■ Goal
Reproduce all the entries exactly and keep the pictures out.

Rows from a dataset
# # # # # # #

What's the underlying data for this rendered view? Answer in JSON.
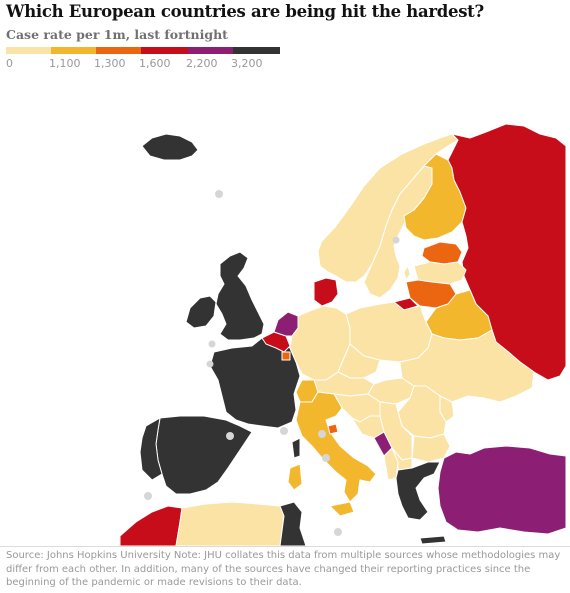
{
  "title": "Which European countries are being hit the hardest?",
  "subtitle": "Case rate per 1m, last fortnight",
  "legend": {
    "items": [
      {
        "label": "0",
        "color": "#fbe3a6"
      },
      {
        "label": "1,100",
        "color": "#f3b72d"
      },
      {
        "label": "1,300",
        "color": "#ec6612"
      },
      {
        "label": "1,600",
        "color": "#c70d19"
      },
      {
        "label": "2,200",
        "color": "#8c1e74"
      },
      {
        "label": "3,200",
        "color": "#333333"
      }
    ]
  },
  "map": {
    "colors": {
      "low": "#fbe3a6",
      "band_1100": "#f3b72d",
      "band_1300": "#ec6612",
      "band_1600": "#c70d19",
      "band_2200": "#8c1e74",
      "band_3200": "#333333",
      "no_data": "#ffffff",
      "border": "#ffffff",
      "microstate_no_data": "#d6d6d6"
    },
    "countries": [
      {
        "name": "Iceland",
        "band": "band_3200"
      },
      {
        "name": "Ireland",
        "band": "band_3200"
      },
      {
        "name": "United Kingdom",
        "band": "band_3200"
      },
      {
        "name": "France",
        "band": "band_3200"
      },
      {
        "name": "Spain",
        "band": "band_3200"
      },
      {
        "name": "Portugal",
        "band": "band_3200"
      },
      {
        "name": "Belgium",
        "band": "band_1600"
      },
      {
        "name": "Netherlands",
        "band": "band_2200"
      },
      {
        "name": "Luxembourg",
        "band": "band_1300"
      },
      {
        "name": "Denmark",
        "band": "band_1600"
      },
      {
        "name": "Norway",
        "band": "low"
      },
      {
        "name": "Sweden",
        "band": "low"
      },
      {
        "name": "Finland",
        "band": "band_1100"
      },
      {
        "name": "Russia",
        "band": "band_1600"
      },
      {
        "name": "Estonia",
        "band": "band_1300"
      },
      {
        "name": "Latvia",
        "band": "low"
      },
      {
        "name": "Lithuania",
        "band": "band_1300"
      },
      {
        "name": "Belarus",
        "band": "band_1100"
      },
      {
        "name": "Ukraine",
        "band": "low"
      },
      {
        "name": "Poland",
        "band": "low"
      },
      {
        "name": "Germany",
        "band": "low"
      },
      {
        "name": "Czechia",
        "band": "low"
      },
      {
        "name": "Austria",
        "band": "low"
      },
      {
        "name": "Switzerland",
        "band": "band_1100"
      },
      {
        "name": "Italy",
        "band": "band_1100"
      },
      {
        "name": "San Marino",
        "band": "band_1300"
      },
      {
        "name": "Hungary",
        "band": "low"
      },
      {
        "name": "Romania",
        "band": "low"
      },
      {
        "name": "Moldova",
        "band": "low"
      },
      {
        "name": "Bulgaria",
        "band": "low"
      },
      {
        "name": "Serbia",
        "band": "low"
      },
      {
        "name": "Croatia",
        "band": "low"
      },
      {
        "name": "Bosnia",
        "band": "low"
      },
      {
        "name": "Montenegro",
        "band": "band_2200"
      },
      {
        "name": "Albania",
        "band": "low"
      },
      {
        "name": "North Macedonia",
        "band": "low"
      },
      {
        "name": "Greece",
        "band": "band_3200"
      },
      {
        "name": "Turkey",
        "band": "band_2200"
      },
      {
        "name": "Morocco",
        "band": "band_1600"
      },
      {
        "name": "Algeria",
        "band": "low"
      },
      {
        "name": "Tunisia",
        "band": "band_3200"
      },
      {
        "name": "Kaliningrad",
        "band": "band_1600"
      }
    ]
  },
  "source": "Source: Johns Hopkins University Note: JHU collates this data from multiple sources whose methodologies may differ from each other. In addition, many of the sources have changed their reporting practices since the beginning of the pandemic or made revisions to their data."
}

# # # # # # #

■ The answer
What's the underlying data for this rendered view? Answer in JSON.
{
  "title": "Which European countries are being hit the hardest?",
  "subtitle": "Case rate per 1m, last fortnight",
  "legend": {
    "items": [
      {
        "label": "0",
        "color": "#fbe3a6"
      },
      {
        "label": "1,100",
        "color": "#f3b72d"
      },
      {
        "label": "1,300",
        "color": "#ec6612"
      },
      {
        "label": "1,600",
        "color": "#c70d19"
      },
      {
        "label": "2,200",
        "color": "#8c1e74"
      },
      {
        "label": "3,200",
        "color": "#333333"
      }
    ]
  },
  "map": {
    "colors": {
      "low": "#fbe3a6",
      "band_1100": "#f3b72d",
      "band_1300": "#ec6612",
      "band_1600": "#c70d19",
      "band_2200": "#8c1e74",
      "band_3200": "#333333",
      "no_data": "#ffffff",
      "border": "#ffffff",
      "microstate_no_data": "#d6d6d6"
    },
    "countries": [
      {
        "name": "Iceland",
        "band": "band_3200"
      },
      {
        "name": "Ireland",
        "band": "band_3200"
      },
      {
        "name": "United Kingdom",
        "band": "band_3200"
      },
      {
        "name": "France",
        "band": "band_3200"
      },
      {
        "name": "Spain",
        "band": "band_3200"
      },
      {
        "name": "Portugal",
        "band": "band_3200"
      },
      {
        "name": "Belgium",
        "band": "band_1600"
      },
      {
        "name": "Netherlands",
        "band": "band_2200"
      },
      {
        "name": "Luxembourg",
        "band": "band_1300"
      },
      {
        "name": "Denmark",
        "band": "band_1600"
      },
      {
        "name": "Norway",
        "band": "low"
      },
      {
        "name": "Sweden",
        "band": "low"
      },
      {
        "name": "Finland",
        "band": "band_1100"
      },
      {
        "name": "Russia",
        "band": "band_1600"
      },
      {
        "name": "Estonia",
        "band": "band_1300"
      },
      {
        "name": "Latvia",
        "band": "low"
      },
      {
        "name": "Lithuania",
        "band": "band_1300"
      },
      {
        "name": "Belarus",
        "band": "band_1100"
      },
      {
        "name": "Ukraine",
        "band": "low"
      },
      {
        "name": "Poland",
        "band": "low"
      },
      {
        "name": "Germany",
        "band": "low"
      },
      {
        "name": "Czechia",
        "band": "low"
      },
      {
        "name": "Austria",
        "band": "low"
      },
      {
        "name": "Switzerland",
        "band": "band_1100"
      },
      {
        "name": "Italy",
        "band": "band_1100"
      },
      {
        "name": "San Marino",
        "band": "band_1300"
      },
      {
        "name": "Hungary",
        "band": "low"
      },
      {
        "name": "Romania",
        "band": "low"
      },
      {
        "name": "Moldova",
        "band": "low"
      },
      {
        "name": "Bulgaria",
        "band": "low"
      },
      {
        "name": "Serbia",
        "band": "low"
      },
      {
        "name": "Croatia",
        "band": "low"
      },
      {
        "name": "Bosnia",
        "band": "low"
      },
      {
        "name": "Montenegro",
        "band": "band_2200"
      },
      {
        "name": "Albania",
        "band": "low"
      },
      {
        "name": "North Macedonia",
        "band": "low"
      },
      {
        "name": "Greece",
        "band": "band_3200"
      },
      {
        "name": "Turkey",
        "band": "band_2200"
      },
      {
        "name": "Morocco",
        "band": "band_1600"
      },
      {
        "name": "Algeria",
        "band": "low"
      },
      {
        "name": "Tunisia",
        "band": "band_3200"
      },
      {
        "name": "Kaliningrad",
        "band": "band_1600"
      }
    ]
  },
  "source": "Source: Johns Hopkins University Note: JHU collates this data from multiple sources whose methodologies may differ from each other. In addition, many of the sources have changed their reporting practices since the beginning of the pandemic or made revisions to their data."
}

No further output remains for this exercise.